Requirement
Collect all lines from the listing that include the string "anime".
- - - - -
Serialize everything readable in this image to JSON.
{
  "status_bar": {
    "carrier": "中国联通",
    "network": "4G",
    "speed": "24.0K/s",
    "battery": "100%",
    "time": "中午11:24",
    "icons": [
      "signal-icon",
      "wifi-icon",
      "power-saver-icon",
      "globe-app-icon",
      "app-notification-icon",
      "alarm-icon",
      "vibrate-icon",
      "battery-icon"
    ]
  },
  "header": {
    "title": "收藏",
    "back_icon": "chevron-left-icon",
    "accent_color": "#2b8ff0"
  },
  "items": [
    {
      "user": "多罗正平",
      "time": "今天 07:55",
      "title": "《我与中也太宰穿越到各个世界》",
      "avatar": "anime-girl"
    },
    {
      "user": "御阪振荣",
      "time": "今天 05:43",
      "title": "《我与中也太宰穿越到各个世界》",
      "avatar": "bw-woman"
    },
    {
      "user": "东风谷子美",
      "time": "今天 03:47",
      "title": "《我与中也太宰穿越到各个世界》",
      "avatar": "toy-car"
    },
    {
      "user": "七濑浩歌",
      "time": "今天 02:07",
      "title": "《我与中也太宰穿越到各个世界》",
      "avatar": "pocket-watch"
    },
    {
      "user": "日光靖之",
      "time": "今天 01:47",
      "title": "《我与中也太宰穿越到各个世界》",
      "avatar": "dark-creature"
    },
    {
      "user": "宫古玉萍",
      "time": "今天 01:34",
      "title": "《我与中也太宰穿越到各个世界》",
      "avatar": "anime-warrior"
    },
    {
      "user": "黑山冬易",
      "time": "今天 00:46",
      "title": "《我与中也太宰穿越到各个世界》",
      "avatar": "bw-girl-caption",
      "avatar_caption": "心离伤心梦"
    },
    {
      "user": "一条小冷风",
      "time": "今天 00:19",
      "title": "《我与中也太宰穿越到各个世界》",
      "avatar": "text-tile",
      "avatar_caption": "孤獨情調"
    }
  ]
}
- - - - -
Solution to this exercise
      "avatar": "anime-girl"
      "avatar": "anime-warrior"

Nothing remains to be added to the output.